---------- Available records

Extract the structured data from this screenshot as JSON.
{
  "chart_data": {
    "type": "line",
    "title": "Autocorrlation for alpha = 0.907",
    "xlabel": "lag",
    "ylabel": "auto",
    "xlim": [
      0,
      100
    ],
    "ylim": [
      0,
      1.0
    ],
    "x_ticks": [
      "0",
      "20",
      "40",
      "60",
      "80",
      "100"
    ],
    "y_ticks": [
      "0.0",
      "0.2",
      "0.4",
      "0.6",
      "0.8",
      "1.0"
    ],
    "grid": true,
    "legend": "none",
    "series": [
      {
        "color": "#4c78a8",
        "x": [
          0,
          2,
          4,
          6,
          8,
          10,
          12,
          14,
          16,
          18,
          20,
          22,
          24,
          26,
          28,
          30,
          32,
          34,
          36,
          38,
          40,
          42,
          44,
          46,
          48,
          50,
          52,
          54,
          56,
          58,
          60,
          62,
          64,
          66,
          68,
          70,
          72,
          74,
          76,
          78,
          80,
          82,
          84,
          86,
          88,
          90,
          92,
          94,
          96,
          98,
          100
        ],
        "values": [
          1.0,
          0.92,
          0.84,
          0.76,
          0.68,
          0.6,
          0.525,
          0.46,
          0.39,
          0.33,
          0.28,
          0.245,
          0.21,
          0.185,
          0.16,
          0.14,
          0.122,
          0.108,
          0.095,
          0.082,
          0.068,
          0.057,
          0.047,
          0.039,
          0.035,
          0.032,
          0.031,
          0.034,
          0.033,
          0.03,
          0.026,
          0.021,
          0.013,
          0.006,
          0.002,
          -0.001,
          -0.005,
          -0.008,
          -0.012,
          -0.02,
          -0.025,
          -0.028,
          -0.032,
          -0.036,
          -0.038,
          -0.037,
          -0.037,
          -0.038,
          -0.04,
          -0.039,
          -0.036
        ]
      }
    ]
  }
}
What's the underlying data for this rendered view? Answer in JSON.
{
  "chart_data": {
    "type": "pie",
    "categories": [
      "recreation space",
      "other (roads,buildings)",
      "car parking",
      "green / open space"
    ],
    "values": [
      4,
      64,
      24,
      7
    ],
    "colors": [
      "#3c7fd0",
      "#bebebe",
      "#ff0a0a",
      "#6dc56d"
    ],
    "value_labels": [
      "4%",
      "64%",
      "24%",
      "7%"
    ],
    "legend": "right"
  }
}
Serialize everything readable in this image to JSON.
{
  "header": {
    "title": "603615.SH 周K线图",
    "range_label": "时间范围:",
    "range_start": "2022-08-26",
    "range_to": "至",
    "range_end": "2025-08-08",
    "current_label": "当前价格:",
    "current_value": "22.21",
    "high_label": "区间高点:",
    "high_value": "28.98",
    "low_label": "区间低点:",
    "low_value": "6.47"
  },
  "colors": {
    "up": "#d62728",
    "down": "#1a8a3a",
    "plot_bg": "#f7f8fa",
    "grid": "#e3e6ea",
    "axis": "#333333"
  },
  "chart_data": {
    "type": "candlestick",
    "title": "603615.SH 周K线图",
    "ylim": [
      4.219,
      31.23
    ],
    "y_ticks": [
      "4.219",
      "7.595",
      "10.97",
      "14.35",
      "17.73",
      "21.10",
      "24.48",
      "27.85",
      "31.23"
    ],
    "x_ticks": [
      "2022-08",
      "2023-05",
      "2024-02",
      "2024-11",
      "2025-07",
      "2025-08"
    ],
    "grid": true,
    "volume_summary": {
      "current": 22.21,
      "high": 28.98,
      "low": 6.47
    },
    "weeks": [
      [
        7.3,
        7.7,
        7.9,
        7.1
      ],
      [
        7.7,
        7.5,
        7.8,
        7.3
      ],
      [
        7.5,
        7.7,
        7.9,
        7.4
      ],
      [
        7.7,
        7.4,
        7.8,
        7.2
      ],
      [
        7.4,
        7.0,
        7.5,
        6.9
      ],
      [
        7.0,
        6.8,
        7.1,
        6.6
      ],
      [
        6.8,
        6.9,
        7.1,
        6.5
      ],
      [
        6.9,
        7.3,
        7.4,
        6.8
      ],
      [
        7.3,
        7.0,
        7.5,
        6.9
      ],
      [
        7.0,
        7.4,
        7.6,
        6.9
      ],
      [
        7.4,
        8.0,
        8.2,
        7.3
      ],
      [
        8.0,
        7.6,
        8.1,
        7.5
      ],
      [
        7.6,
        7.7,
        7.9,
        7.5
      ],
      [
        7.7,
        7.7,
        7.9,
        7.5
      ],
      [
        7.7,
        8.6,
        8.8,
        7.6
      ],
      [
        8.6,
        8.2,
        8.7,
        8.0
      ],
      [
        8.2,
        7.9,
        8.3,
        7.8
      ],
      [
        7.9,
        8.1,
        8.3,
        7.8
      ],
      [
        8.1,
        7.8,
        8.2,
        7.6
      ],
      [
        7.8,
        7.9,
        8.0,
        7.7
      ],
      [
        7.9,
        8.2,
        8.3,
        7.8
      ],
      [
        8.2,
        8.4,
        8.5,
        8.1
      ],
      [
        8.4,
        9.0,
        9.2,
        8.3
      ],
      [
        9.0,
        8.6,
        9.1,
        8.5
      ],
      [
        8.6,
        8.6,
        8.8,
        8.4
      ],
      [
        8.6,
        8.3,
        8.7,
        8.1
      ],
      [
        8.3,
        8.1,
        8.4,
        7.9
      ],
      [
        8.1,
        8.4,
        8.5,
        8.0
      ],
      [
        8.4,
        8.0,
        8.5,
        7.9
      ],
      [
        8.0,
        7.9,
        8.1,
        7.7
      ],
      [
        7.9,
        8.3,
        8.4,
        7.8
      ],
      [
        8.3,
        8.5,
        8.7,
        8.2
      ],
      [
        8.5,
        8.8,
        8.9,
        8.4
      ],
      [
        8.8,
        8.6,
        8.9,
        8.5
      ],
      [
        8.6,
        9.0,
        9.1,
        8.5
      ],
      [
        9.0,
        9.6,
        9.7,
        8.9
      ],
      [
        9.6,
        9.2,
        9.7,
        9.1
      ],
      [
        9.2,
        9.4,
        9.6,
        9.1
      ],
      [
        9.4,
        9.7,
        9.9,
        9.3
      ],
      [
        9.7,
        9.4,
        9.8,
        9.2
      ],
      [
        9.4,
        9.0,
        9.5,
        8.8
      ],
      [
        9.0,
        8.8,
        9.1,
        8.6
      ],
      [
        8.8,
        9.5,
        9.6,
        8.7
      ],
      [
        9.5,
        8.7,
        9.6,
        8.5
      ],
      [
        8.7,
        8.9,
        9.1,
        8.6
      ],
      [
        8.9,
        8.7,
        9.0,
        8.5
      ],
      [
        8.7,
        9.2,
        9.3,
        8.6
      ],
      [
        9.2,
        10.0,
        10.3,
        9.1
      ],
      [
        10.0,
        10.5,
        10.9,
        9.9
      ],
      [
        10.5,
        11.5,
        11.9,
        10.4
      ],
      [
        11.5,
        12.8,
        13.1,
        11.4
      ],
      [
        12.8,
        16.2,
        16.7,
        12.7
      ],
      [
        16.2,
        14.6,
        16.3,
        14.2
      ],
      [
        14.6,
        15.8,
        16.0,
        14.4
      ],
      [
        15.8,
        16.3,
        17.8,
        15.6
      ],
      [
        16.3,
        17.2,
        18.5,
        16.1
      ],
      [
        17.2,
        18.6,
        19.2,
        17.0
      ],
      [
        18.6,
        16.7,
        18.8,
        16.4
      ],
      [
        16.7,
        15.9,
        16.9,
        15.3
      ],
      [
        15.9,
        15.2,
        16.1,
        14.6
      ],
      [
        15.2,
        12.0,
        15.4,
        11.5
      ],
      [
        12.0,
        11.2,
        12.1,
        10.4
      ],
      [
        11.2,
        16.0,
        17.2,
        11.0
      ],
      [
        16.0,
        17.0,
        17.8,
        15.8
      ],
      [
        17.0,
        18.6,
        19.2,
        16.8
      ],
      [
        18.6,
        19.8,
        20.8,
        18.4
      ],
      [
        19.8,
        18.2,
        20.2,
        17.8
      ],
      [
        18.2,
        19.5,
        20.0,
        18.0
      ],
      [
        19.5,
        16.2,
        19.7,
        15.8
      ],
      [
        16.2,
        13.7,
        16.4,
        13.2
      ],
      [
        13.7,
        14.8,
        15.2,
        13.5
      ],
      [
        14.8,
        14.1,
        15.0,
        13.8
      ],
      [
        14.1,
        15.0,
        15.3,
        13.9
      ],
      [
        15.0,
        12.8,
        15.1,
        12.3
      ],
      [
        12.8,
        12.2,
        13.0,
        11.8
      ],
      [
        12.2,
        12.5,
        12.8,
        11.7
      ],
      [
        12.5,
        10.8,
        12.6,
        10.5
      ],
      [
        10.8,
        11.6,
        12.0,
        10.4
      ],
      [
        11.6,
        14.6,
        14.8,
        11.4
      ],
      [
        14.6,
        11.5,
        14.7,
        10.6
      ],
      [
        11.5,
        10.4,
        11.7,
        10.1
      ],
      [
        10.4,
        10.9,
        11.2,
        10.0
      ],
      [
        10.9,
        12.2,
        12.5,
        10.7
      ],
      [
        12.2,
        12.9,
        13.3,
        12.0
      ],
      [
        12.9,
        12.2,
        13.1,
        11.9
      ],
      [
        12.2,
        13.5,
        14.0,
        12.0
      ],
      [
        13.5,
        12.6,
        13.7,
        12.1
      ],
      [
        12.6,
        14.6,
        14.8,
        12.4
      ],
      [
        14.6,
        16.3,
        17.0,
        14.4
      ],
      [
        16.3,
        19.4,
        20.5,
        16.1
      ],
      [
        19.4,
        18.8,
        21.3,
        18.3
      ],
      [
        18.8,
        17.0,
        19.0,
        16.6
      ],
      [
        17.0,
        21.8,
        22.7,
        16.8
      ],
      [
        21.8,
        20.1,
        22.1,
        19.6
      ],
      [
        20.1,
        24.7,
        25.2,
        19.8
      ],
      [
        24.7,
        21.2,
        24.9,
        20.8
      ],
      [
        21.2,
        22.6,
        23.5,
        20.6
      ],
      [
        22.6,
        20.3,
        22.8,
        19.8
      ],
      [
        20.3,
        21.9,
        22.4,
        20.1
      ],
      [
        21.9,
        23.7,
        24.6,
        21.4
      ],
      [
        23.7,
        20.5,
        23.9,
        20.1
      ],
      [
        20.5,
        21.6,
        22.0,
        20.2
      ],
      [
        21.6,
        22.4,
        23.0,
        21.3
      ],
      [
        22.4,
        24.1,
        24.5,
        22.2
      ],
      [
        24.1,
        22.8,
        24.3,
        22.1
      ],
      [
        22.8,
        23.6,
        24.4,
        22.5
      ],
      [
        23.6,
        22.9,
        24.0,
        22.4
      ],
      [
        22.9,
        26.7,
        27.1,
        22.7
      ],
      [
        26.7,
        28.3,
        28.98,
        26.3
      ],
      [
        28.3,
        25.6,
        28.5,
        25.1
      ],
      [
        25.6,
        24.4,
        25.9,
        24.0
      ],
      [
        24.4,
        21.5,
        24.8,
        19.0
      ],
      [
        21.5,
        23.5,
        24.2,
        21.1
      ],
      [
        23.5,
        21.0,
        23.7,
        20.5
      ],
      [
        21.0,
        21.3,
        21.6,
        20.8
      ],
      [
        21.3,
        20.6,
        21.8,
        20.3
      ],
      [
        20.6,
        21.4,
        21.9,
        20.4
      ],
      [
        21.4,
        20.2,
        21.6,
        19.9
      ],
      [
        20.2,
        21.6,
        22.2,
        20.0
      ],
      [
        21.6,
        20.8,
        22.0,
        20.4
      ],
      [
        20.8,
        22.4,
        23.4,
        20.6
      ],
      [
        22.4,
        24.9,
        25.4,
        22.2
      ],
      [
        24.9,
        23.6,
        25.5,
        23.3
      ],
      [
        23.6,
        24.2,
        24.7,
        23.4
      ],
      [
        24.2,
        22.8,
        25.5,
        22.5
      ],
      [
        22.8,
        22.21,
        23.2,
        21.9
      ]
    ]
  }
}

--------------------

[Aim of the task] Copy out every line of the data that includes the word "JSON".

[Solution to this exercise]
Extract the structured data from this screenshot as JSON.
What's the underlying data for this rendered view? Answer in JSON.
Serialize everything readable in this image to JSON.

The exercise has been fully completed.